MATERIAL

'''

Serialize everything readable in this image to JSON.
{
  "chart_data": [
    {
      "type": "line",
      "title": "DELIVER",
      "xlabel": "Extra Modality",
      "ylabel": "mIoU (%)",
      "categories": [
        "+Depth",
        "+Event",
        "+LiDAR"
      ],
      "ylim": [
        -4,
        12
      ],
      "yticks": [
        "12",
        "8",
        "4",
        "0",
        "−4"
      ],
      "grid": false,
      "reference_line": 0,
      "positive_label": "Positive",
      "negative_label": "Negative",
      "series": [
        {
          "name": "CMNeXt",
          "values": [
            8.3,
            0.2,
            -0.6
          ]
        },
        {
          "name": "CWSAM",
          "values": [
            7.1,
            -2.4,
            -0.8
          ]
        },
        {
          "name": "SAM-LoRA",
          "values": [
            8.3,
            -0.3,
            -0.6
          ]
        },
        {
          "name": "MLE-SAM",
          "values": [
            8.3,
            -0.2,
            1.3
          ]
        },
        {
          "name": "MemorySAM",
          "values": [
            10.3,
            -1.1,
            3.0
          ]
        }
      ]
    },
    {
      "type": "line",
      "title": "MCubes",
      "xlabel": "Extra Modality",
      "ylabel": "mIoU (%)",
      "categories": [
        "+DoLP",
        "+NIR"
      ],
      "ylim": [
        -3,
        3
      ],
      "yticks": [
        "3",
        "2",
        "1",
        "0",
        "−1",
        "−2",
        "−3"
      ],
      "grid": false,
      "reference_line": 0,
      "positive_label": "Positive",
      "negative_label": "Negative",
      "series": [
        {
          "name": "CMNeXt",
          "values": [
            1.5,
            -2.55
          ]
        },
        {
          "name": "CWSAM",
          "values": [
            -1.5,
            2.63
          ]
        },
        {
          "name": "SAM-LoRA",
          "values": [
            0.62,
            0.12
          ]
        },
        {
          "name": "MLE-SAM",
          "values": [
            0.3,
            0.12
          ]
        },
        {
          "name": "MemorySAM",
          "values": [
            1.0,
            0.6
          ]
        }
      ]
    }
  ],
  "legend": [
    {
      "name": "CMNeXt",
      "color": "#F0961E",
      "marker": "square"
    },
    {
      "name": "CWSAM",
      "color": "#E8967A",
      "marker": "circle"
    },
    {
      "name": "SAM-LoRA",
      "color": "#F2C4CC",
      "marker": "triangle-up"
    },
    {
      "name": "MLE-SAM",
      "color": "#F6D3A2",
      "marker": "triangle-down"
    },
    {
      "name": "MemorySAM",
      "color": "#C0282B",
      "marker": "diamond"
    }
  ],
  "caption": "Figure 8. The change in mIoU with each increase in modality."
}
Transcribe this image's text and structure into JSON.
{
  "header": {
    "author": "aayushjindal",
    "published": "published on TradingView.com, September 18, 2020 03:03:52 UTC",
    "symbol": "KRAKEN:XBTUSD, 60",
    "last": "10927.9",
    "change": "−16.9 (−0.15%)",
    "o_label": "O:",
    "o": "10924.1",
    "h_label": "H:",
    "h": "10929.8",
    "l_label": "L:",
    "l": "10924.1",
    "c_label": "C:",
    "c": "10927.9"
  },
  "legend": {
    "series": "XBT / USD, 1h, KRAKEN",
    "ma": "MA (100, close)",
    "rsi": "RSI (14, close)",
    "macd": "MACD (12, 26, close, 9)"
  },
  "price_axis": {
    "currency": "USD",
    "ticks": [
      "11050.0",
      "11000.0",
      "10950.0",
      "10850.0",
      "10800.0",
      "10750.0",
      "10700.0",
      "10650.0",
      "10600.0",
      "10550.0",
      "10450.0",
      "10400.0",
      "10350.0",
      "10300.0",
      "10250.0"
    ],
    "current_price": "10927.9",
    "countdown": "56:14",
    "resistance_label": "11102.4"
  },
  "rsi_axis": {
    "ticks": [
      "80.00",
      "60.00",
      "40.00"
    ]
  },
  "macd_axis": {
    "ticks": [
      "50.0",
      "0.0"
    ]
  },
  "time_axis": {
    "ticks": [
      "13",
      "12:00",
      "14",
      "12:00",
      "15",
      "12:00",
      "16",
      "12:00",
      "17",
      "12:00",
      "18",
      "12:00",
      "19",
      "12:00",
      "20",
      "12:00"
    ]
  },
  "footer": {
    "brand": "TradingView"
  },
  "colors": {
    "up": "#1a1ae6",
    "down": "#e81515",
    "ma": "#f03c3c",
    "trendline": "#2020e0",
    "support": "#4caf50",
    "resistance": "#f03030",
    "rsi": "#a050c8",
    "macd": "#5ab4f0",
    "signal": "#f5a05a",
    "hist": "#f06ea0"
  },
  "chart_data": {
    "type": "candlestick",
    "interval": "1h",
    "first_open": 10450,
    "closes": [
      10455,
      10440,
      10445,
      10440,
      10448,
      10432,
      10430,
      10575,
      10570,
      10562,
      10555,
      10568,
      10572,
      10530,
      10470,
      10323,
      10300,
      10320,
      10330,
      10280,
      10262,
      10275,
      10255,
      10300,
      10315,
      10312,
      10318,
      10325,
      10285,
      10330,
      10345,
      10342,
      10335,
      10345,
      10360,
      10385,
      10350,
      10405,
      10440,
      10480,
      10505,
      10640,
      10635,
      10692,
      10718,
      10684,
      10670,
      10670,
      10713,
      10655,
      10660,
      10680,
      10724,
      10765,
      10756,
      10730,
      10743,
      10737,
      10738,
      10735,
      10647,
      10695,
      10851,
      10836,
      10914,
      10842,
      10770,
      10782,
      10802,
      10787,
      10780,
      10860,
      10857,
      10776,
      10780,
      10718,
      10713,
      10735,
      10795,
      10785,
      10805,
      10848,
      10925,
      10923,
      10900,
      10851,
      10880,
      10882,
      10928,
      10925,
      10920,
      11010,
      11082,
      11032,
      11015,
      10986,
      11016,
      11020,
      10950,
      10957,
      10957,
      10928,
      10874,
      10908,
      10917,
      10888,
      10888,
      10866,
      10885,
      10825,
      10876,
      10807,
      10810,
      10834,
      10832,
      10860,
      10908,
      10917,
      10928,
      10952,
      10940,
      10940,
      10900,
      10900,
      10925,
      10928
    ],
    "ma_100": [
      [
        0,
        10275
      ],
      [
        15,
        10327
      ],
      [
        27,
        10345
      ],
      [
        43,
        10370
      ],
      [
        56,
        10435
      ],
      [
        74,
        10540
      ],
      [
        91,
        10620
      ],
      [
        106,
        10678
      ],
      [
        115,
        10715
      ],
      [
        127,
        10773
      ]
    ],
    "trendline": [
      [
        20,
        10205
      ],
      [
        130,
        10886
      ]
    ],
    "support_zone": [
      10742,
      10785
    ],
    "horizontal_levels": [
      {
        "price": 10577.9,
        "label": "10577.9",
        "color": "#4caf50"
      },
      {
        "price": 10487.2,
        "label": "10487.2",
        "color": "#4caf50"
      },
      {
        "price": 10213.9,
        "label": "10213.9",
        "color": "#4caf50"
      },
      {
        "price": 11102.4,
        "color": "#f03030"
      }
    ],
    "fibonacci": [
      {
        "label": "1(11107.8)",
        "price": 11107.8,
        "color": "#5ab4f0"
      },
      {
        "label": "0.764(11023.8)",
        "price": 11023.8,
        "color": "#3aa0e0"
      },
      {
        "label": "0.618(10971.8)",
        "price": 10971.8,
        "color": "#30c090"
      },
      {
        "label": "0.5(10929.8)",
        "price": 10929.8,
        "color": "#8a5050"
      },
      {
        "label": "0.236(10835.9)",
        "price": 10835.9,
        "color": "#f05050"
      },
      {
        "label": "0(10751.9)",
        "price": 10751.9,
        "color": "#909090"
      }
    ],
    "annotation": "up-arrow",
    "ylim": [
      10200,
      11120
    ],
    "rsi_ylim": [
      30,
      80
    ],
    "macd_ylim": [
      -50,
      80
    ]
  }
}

'''

STATED TASK
Copy every line of the records word for word.

THE REPLY
Serialize everything readable in this image to JSON.
{
  "chart_data": [
    {
      "type": "line",
      "title": "DELIVER",
      "xlabel": "Extra Modality",
      "ylabel": "mIoU (%)",
      "categories": [
        "+Depth",
        "+Event",
        "+LiDAR"
      ],
      "ylim": [
        -4,
        12
      ],
      "yticks": [
        "12",
        "8",
        "4",
        "0",
        "−4"
      ],
      "grid": false,
      "reference_line": 0,
      "positive_label": "Positive",
      "negative_label": "Negative",
      "series": [
        {
          "name": "CMNeXt",
          "values": [
            8.3,
            0.2,
            -0.6
          ]
        },
        {
          "name": "CWSAM",
          "values": [
            7.1,
            -2.4,
            -0.8
          ]
        },
        {
          "name": "SAM-LoRA",
          "values": [
            8.3,
            -0.3,
            -0.6
          ]
        },
        {
          "name": "MLE-SAM",
          "values": [
            8.3,
            -0.2,
            1.3
          ]
        },
        {
          "name": "MemorySAM",
          "values": [
            10.3,
            -1.1,
            3.0
          ]
        }
      ]
    },
    {
      "type": "line",
      "title": "MCubes",
      "xlabel": "Extra Modality",
      "ylabel": "mIoU (%)",
      "categories": [
        "+DoLP",
        "+NIR"
      ],
      "ylim": [
        -3,
        3
      ],
      "yticks": [
        "3",
        "2",
        "1",
        "0",
        "−1",
        "−2",
        "−3"
      ],
      "grid": false,
      "reference_line": 0,
      "positive_label": "Positive",
      "negative_label": "Negative",
      "series": [
        {
          "name": "CMNeXt",
          "values": [
            1.5,
            -2.55
          ]
        },
        {
          "name": "CWSAM",
          "values": [
            -1.5,
            2.63
          ]
        },
        {
          "name": "SAM-LoRA",
          "values": [
            0.62,
            0.12
          ]
        },
        {
          "name": "MLE-SAM",
          "values": [
            0.3,
            0.12
          ]
        },
        {
          "name": "MemorySAM",
          "values": [
            1.0,
            0.6
          ]
        }
      ]
    }
  ],
  "legend": [
    {
      "name": "CMNeXt",
      "color": "#F0961E",
      "marker": "square"
    },
    {
      "name": "CWSAM",
      "color": "#E8967A",
      "marker": "circle"
    },
    {
      "name": "SAM-LoRA",
      "color": "#F2C4CC",
      "marker": "triangle-up"
    },
    {
      "name": "MLE-SAM",
      "color": "#F6D3A2",
      "marker": "triangle-down"
    },
    {
      "name": "MemorySAM",
      "color": "#C0282B",
      "marker": "diamond"
    }
  ],
  "caption": "Figure 8. The change in mIoU with each increase in modality."
}
Transcribe this image's text and structure into JSON.
{
  "header": {
    "author": "aayushjindal",
    "published": "published on TradingView.com, September 18, 2020 03:03:52 UTC",
    "symbol": "KRAKEN:XBTUSD, 60",
    "last": "10927.9",
    "change": "−16.9 (−0.15%)",
    "o_label": "O:",
    "o": "10924.1",
    "h_label": "H:",
    "h": "10929.8",
    "l_label": "L:",
    "l": "10924.1",
    "c_label": "C:",
    "c": "10927.9"
  },
  "legend": {
    "series": "XBT / USD, 1h, KRAKEN",
    "ma": "MA (100, close)",
    "rsi": "RSI (14, close)",
    "macd": "MACD (12, 26, close, 9)"
  },
  "price_axis": {
    "currency": "USD",
    "ticks": [
      "11050.0",
      "11000.0",
      "10950.0",
      "10850.0",
      "10800.0",
      "10750.0",
      "10700.0",
      "10650.0",
      "10600.0",
      "10550.0",
      "10450.0",
      "10400.0",
      "10350.0",
      "10300.0",
      "10250.0"
    ],
    "current_price": "10927.9",
    "countdown": "56:14",
    "resistance_label": "11102.4"
  },
  "rsi_axis": {
    "ticks": [
      "80.00",
      "60.00",
      "40.00"
    ]
  },
  "macd_axis": {
    "ticks": [
      "50.0",
      "0.0"
    ]
  },
  "time_axis": {
    "ticks": [
      "13",
      "12:00",
      "14",
      "12:00",
      "15",
      "12:00",
      "16",
      "12:00",
      "17",
      "12:00",
      "18",
      "12:00",
      "19",
      "12:00",
      "20",
      "12:00"
    ]
  },
  "footer": {
    "brand": "TradingView"
  },
  "colors": {
    "up": "#1a1ae6",
    "down": "#e81515",
    "ma": "#f03c3c",
    "trendline": "#2020e0",
    "support": "#4caf50",
    "resistance": "#f03030",
    "rsi": "#a050c8",
    "macd": "#5ab4f0",
    "signal": "#f5a05a",
    "hist": "#f06ea0"
  },
  "chart_data": {
    "type": "candlestick",
    "interval": "1h",
    "first_open": 10450,
    "closes": [
      10455,
      10440,
      10445,
      10440,
      10448,
      10432,
      10430,
      10575,
      10570,
      10562,
      10555,
      10568,
      10572,
      10530,
      10470,
      10323,
      10300,
      10320,
      10330,
      10280,
      10262,
      10275,
      10255,
      10300,
      10315,
      10312,
      10318,
      10325,
      10285,
      10330,
      10345,
      10342,
      10335,
      10345,
      10360,
      10385,
      10350,
      10405,
      10440,
      10480,
      10505,
      10640,
      10635,
      10692,
      10718,
      10684,
      10670,
      10670,
      10713,
      10655,
      10660,
      10680,
      10724,
      10765,
      10756,
      10730,
      10743,
      10737,
      10738,
      10735,
      10647,
      10695,
      10851,
      10836,
      10914,
      10842,
      10770,
      10782,
      10802,
      10787,
      10780,
      10860,
      10857,
      10776,
      10780,
      10718,
      10713,
      10735,
      10795,
      10785,
      10805,
      10848,
      10925,
      10923,
      10900,
      10851,
      10880,
      10882,
      10928,
      10925,
      10920,
      11010,
      11082,
      11032,
      11015,
      10986,
      11016,
      11020,
      10950,
      10957,
      10957,
      10928,
      10874,
      10908,
      10917,
      10888,
      10888,
      10866,
      10885,
      10825,
      10876,
      10807,
      10810,
      10834,
      10832,
      10860,
      10908,
      10917,
      10928,
      10952,
      10940,
      10940,
      10900,
      10900,
      10925,
      10928
    ],
    "ma_100": [
      [
        0,
        10275
      ],
      [
        15,
        10327
      ],
      [
        27,
        10345
      ],
      [
        43,
        10370
      ],
      [
        56,
        10435
      ],
      [
        74,
        10540
      ],
      [
        91,
        10620
      ],
      [
        106,
        10678
      ],
      [
        115,
        10715
      ],
      [
        127,
        10773
      ]
    ],
    "trendline": [
      [
        20,
        10205
      ],
      [
        130,
        10886
      ]
    ],
    "support_zone": [
      10742,
      10785
    ],
    "horizontal_levels": [
      {
        "price": 10577.9,
        "label": "10577.9",
        "color": "#4caf50"
      },
      {
        "price": 10487.2,
        "label": "10487.2",
        "color": "#4caf50"
      },
      {
        "price": 10213.9,
        "label": "10213.9",
        "color": "#4caf50"
      },
      {
        "price": 11102.4,
        "color": "#f03030"
      }
    ],
    "fibonacci": [
      {
        "label": "1(11107.8)",
        "price": 11107.8,
        "color": "#5ab4f0"
      },
      {
        "label": "0.764(11023.8)",
        "price": 11023.8,
        "color": "#3aa0e0"
      },
      {
        "label": "0.618(10971.8)",
        "price": 10971.8,
        "color": "#30c090"
      },
      {
        "label": "0.5(10929.8)",
        "price": 10929.8,
        "color": "#8a5050"
      },
      {
        "label": "0.236(10835.9)",
        "price": 10835.9,
        "color": "#f05050"
      },
      {
        "label": "0(10751.9)",
        "price": 10751.9,
        "color": "#909090"
      }
    ],
    "annotation": "up-arrow",
    "ylim": [
      10200,
      11120
    ],
    "rsi_ylim": [
      30,
      80
    ],
    "macd_ylim": [
      -50,
      80
    ]
  }
}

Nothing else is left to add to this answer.